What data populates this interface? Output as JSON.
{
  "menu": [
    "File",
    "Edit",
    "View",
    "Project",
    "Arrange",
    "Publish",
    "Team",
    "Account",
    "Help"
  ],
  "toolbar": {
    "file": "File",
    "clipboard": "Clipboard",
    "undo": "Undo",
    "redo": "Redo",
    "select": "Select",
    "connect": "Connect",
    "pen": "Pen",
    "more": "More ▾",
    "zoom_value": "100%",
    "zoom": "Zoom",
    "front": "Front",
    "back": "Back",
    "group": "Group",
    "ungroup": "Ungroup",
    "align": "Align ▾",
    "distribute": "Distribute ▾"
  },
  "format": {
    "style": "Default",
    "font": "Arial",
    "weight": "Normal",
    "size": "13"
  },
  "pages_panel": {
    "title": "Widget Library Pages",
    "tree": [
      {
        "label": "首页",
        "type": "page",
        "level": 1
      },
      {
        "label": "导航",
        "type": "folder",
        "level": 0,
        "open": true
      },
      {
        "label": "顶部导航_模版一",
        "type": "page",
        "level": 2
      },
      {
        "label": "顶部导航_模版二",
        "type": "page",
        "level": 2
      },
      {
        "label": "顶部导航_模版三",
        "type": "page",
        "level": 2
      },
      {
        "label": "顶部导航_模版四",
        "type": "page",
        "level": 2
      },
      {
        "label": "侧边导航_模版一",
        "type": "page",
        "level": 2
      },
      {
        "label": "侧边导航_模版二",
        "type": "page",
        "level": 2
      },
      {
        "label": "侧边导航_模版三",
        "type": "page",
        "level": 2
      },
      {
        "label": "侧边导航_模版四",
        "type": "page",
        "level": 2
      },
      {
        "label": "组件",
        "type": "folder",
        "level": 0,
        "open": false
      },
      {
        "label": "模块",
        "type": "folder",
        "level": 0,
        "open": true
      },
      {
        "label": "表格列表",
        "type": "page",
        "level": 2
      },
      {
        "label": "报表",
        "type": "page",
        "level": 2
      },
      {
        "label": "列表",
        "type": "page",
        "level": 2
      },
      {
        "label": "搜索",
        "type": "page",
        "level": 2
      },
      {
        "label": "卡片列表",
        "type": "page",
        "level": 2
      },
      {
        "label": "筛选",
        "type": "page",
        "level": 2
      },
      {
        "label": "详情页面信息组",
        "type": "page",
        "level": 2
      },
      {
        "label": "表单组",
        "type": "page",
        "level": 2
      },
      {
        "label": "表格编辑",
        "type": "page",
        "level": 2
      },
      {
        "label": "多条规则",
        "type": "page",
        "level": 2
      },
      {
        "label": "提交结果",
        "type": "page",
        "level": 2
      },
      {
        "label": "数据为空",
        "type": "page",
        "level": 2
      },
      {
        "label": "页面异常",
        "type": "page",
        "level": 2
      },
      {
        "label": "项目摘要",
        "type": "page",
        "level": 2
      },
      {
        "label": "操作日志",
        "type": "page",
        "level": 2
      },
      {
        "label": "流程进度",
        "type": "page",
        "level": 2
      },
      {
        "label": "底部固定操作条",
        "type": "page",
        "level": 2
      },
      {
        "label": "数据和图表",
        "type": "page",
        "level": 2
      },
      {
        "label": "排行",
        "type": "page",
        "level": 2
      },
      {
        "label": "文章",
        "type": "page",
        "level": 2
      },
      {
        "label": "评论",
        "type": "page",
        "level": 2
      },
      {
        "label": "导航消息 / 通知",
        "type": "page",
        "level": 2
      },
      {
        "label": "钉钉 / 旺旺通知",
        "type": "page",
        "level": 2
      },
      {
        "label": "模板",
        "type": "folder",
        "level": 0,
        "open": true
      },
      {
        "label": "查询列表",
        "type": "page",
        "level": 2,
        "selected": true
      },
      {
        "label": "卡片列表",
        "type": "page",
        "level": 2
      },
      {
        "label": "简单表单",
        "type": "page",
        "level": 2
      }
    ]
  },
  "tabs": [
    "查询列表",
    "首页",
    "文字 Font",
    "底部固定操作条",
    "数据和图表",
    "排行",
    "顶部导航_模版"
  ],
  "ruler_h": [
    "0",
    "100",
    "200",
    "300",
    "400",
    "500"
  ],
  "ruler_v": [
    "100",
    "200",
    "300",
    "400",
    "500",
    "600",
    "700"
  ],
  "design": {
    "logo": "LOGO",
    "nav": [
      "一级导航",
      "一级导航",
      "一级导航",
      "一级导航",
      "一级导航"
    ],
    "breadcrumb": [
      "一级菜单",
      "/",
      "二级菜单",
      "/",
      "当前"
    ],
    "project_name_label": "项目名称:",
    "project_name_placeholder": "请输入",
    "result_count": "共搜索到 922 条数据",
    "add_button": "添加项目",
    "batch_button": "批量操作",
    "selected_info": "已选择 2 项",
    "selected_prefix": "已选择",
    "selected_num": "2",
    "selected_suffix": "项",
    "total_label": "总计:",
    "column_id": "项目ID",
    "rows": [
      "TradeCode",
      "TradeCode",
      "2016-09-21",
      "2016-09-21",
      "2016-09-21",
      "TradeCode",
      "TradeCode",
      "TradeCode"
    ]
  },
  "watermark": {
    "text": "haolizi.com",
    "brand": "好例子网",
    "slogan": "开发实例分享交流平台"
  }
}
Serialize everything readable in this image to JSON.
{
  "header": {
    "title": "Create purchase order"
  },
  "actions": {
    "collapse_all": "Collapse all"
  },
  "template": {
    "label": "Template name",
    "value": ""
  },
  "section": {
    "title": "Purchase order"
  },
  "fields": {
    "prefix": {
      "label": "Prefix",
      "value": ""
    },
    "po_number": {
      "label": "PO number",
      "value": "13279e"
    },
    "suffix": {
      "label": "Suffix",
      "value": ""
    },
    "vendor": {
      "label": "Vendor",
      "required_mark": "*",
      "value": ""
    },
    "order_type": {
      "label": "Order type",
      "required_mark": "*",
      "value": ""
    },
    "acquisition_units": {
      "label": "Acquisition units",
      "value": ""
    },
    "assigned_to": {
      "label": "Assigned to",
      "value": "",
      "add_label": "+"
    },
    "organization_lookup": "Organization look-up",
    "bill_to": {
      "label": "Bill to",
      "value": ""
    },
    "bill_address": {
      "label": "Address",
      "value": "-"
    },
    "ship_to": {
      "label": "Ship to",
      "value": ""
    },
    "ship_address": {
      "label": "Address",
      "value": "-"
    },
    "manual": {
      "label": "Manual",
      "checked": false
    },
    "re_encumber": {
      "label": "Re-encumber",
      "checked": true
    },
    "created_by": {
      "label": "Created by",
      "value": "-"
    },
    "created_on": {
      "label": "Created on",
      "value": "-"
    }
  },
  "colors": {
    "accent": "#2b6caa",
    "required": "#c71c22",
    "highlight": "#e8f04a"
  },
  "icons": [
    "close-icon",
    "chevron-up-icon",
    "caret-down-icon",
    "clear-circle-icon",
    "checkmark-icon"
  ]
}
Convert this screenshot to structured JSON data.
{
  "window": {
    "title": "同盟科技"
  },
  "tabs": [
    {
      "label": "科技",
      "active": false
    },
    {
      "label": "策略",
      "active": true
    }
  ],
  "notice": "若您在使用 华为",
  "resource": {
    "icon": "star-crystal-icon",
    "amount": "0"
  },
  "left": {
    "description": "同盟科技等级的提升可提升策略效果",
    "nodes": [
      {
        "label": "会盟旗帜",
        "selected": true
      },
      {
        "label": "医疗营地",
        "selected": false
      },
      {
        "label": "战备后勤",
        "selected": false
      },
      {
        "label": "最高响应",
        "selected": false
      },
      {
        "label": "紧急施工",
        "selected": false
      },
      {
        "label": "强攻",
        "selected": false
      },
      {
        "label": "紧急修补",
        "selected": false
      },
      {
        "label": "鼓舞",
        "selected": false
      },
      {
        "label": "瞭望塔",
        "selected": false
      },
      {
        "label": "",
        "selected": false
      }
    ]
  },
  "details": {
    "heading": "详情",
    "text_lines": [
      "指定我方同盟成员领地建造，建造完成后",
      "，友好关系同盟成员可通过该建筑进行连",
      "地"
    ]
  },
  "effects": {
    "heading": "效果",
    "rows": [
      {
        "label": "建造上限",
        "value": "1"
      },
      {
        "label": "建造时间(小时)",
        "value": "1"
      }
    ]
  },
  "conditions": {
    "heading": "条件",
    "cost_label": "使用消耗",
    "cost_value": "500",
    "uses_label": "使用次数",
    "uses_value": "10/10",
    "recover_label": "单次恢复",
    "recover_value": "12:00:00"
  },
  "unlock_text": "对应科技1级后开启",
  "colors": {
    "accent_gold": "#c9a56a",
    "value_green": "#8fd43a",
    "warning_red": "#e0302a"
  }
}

* _What is required_
Copy out each line of the listing that holds "title".

* _Answer to the exercise_
    "title": "Widget Library Pages",
    "title": "Create purchase order"
    "title": "Purchase order"
    "title": "同盟科技"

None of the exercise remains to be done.